Work to do -
Identify and copy all lines of the material where the string "this" is found.

Excerpted records -

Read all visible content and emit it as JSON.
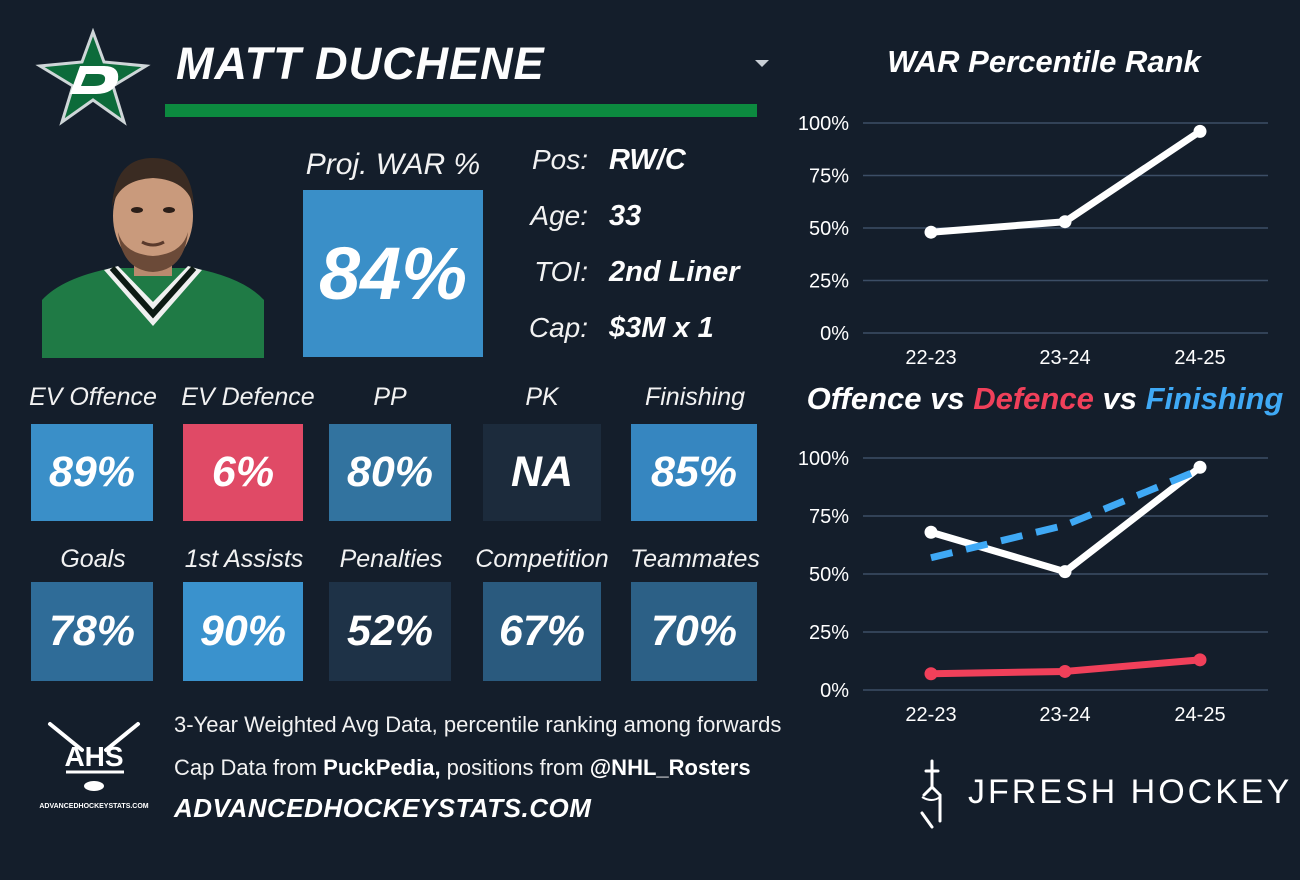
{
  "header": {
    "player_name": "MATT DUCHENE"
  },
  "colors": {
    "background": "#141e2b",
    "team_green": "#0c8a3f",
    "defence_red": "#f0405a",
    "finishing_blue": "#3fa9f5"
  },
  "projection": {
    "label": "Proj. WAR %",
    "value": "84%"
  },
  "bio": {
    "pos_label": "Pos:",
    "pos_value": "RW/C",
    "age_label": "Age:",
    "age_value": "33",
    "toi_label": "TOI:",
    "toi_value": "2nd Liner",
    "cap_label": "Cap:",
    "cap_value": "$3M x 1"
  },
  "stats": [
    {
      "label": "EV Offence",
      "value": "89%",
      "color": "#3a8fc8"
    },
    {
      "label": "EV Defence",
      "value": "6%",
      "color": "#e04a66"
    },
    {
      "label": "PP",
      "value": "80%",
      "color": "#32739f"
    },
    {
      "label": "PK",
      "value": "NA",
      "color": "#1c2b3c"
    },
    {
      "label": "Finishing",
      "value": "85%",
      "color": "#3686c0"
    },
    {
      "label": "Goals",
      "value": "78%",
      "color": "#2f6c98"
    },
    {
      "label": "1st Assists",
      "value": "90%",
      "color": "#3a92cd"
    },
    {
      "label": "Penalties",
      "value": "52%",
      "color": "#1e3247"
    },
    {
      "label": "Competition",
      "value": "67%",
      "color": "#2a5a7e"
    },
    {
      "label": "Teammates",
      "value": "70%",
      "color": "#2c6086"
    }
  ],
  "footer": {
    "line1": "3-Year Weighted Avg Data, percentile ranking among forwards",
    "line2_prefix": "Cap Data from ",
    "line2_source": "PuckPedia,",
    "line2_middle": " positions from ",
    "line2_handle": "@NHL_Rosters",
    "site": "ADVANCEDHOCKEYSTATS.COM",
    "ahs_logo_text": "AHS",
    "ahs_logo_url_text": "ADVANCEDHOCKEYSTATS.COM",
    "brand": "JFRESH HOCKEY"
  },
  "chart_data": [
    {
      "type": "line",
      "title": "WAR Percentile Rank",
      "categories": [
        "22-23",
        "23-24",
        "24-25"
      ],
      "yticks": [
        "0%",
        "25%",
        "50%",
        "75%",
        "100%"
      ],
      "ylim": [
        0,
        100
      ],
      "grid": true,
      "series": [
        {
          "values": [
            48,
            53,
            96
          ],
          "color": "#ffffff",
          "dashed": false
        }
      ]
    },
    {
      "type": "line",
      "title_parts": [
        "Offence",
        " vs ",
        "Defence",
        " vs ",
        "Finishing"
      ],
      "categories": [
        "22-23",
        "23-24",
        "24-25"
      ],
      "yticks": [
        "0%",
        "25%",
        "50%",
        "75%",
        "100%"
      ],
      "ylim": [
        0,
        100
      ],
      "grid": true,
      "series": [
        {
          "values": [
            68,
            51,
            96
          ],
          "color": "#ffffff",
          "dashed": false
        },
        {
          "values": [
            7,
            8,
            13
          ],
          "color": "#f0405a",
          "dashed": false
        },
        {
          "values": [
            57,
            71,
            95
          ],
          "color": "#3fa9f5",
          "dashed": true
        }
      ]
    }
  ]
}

--

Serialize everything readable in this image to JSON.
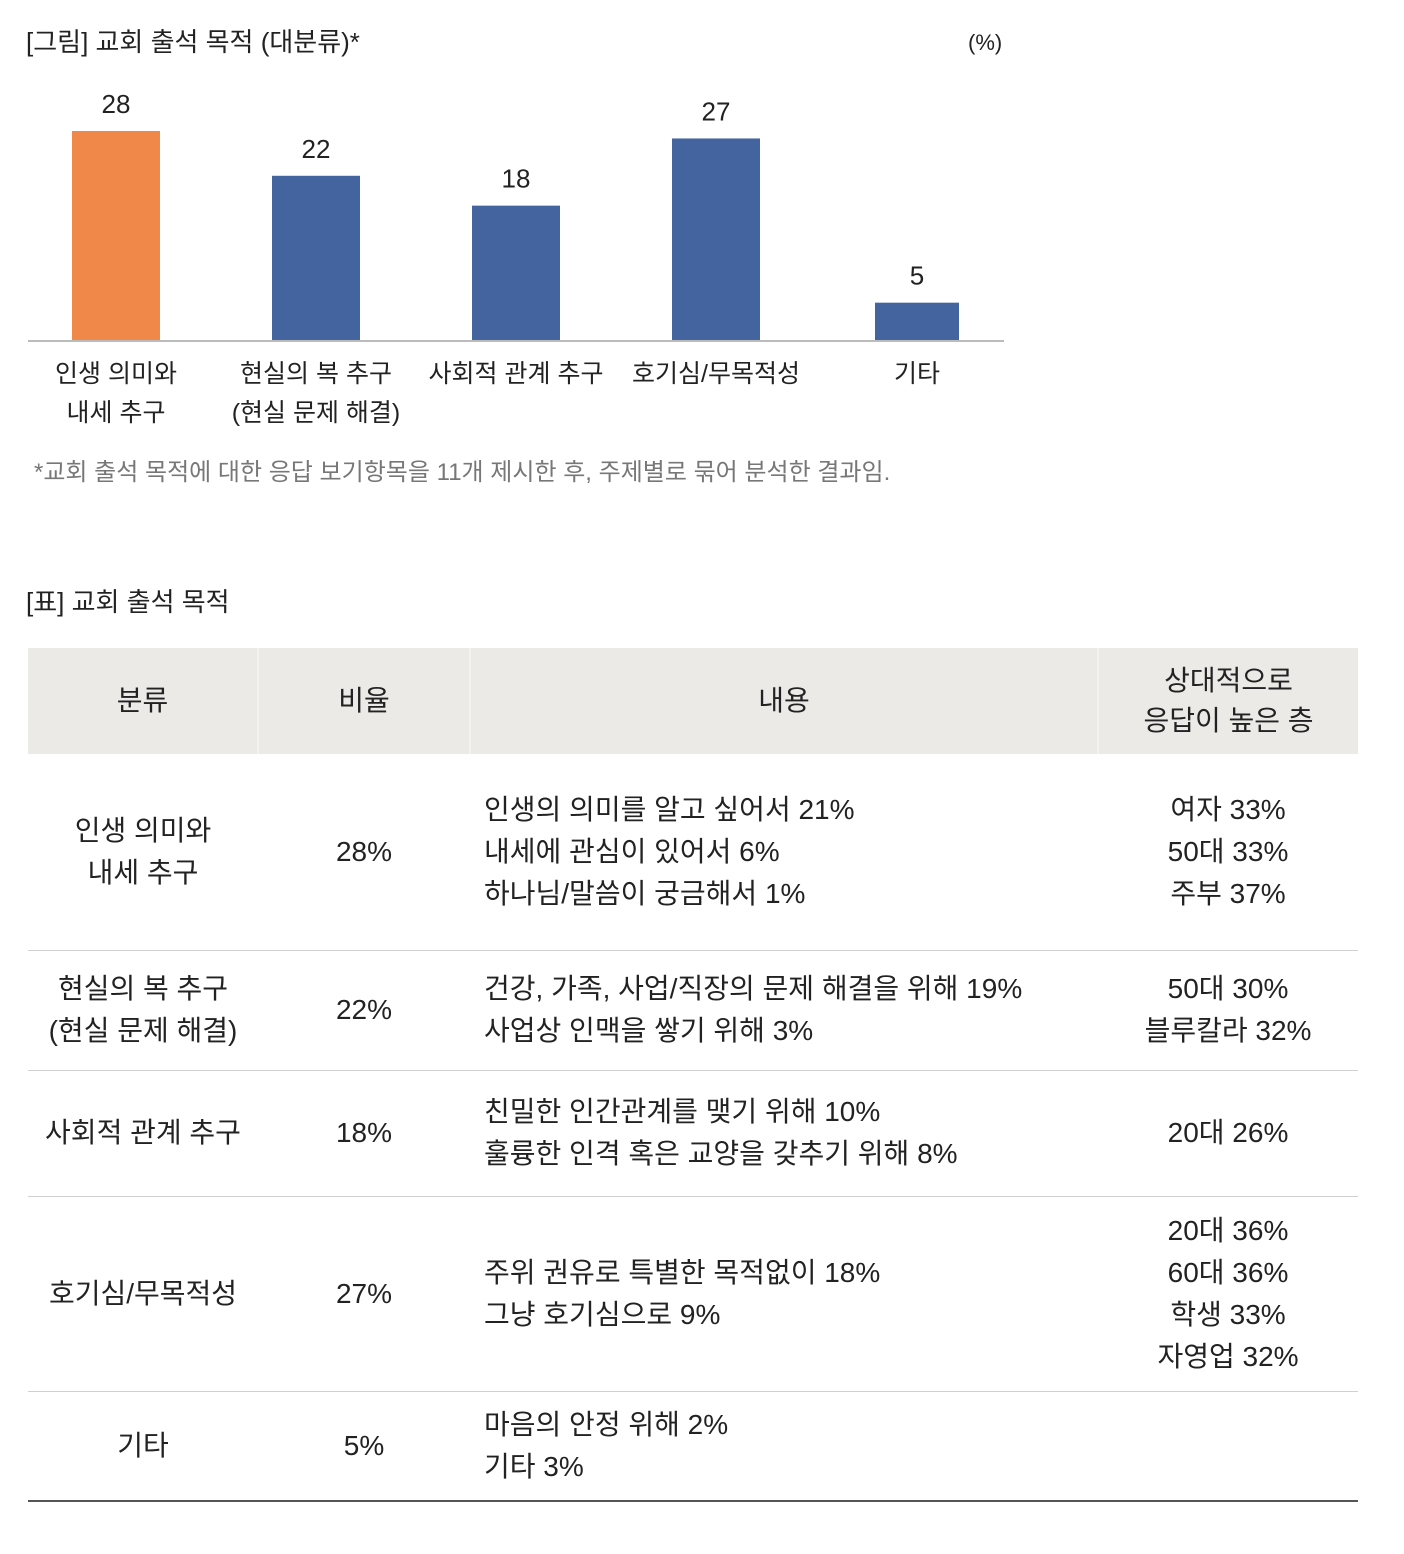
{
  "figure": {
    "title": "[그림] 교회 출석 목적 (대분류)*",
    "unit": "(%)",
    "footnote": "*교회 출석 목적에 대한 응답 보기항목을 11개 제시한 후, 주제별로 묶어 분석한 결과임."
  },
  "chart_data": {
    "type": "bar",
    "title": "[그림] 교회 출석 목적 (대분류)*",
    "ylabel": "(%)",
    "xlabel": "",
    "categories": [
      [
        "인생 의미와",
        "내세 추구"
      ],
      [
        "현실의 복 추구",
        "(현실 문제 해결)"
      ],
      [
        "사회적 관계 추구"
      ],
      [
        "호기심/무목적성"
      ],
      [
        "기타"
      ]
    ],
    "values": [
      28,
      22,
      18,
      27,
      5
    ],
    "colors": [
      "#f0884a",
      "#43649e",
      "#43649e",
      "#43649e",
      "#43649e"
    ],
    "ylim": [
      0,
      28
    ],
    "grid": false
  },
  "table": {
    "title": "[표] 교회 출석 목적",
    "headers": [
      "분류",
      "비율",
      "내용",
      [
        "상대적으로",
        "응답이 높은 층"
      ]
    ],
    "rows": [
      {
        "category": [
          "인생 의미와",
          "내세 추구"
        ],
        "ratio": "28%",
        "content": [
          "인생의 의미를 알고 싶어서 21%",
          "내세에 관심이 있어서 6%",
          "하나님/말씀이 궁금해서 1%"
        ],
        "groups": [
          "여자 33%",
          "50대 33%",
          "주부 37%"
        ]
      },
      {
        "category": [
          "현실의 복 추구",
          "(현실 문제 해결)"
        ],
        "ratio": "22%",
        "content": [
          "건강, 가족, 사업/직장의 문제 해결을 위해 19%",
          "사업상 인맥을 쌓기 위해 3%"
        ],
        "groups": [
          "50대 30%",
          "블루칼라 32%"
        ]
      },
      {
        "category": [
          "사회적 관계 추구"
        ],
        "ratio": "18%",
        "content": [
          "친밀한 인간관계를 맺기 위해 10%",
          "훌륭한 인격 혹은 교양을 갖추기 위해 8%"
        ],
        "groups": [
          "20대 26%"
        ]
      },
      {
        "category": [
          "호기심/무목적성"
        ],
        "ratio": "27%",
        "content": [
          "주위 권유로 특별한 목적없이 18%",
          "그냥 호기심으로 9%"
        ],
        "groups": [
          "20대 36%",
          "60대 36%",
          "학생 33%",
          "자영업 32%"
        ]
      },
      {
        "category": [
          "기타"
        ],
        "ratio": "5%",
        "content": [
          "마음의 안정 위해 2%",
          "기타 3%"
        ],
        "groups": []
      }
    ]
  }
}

* * *

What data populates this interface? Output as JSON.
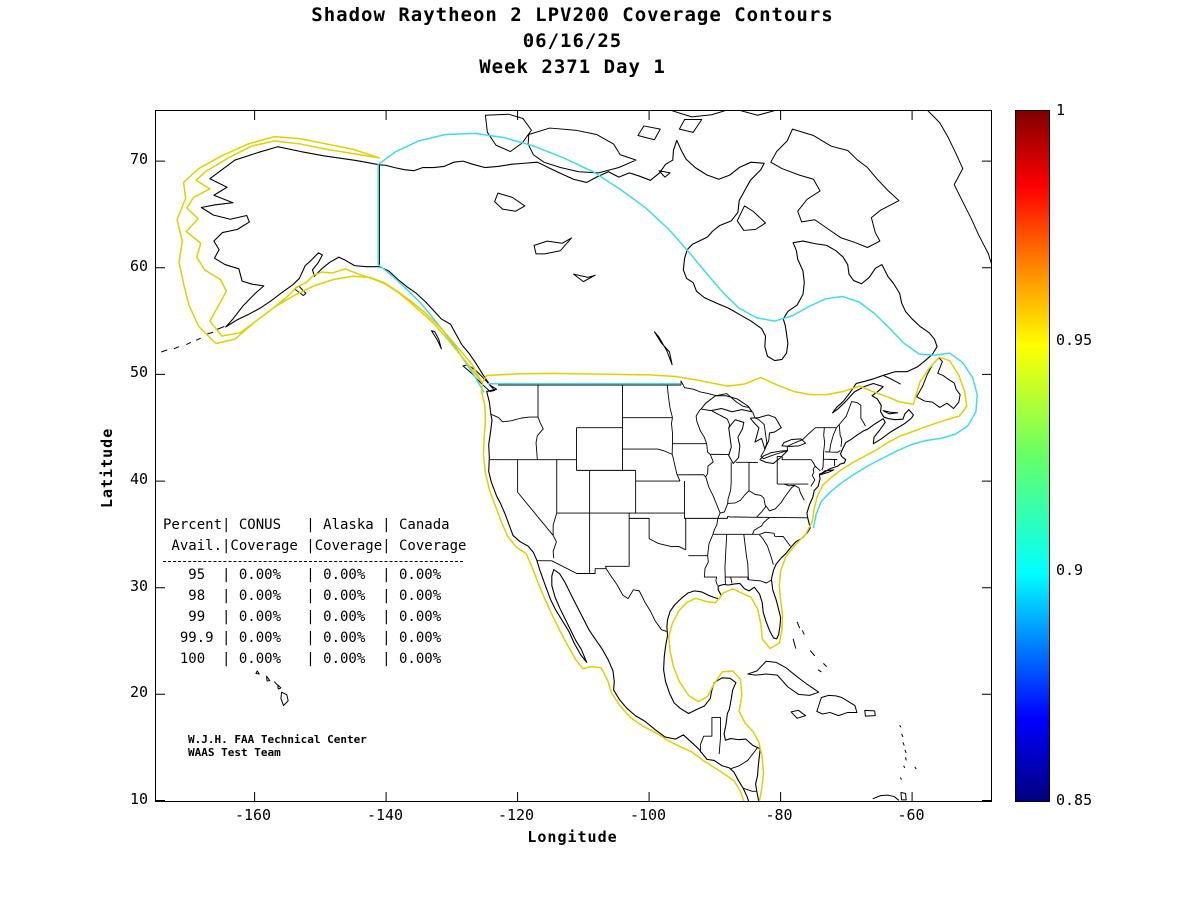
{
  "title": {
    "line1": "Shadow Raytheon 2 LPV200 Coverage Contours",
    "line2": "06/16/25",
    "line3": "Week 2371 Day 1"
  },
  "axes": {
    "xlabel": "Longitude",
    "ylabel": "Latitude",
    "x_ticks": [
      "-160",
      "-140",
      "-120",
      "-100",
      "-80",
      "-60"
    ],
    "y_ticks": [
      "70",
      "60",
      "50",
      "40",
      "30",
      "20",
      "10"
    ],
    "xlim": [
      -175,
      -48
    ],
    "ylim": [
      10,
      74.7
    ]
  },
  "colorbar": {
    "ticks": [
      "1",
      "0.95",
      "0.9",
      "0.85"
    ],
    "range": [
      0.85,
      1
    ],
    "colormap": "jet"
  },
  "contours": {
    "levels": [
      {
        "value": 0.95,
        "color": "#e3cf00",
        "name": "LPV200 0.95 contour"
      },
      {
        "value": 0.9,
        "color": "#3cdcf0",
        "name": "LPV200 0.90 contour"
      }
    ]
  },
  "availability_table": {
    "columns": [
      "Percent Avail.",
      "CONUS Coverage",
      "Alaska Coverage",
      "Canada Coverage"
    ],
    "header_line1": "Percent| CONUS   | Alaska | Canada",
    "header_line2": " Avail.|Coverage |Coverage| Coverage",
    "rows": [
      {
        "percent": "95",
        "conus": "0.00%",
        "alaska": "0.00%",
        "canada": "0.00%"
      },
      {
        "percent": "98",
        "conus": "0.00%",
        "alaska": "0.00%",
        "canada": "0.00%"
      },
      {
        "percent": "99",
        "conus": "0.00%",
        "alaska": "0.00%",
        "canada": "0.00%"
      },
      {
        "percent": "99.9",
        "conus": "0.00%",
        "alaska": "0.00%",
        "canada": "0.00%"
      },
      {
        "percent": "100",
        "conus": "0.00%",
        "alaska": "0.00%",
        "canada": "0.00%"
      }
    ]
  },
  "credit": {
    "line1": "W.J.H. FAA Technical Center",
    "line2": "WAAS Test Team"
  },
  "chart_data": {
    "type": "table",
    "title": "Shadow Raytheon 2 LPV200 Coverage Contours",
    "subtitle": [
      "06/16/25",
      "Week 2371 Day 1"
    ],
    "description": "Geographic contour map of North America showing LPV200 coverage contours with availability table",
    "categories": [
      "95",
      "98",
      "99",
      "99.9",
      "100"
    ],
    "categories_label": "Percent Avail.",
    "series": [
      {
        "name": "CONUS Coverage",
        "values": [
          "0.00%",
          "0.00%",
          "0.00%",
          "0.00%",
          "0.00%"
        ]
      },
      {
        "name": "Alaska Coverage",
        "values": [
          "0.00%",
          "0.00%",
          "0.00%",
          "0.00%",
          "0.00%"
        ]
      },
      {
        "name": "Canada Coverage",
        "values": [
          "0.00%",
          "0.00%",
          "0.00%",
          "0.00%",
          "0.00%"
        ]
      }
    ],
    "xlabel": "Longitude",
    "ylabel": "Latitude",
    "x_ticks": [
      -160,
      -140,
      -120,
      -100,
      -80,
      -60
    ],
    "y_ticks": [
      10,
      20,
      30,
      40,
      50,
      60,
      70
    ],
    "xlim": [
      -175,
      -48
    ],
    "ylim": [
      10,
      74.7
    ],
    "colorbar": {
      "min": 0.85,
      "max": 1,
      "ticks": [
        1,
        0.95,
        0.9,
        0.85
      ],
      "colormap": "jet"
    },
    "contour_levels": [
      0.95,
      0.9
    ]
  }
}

Output below -
Serialize everything readable in this image to JSON.
What data populates this interface? Output as JSON.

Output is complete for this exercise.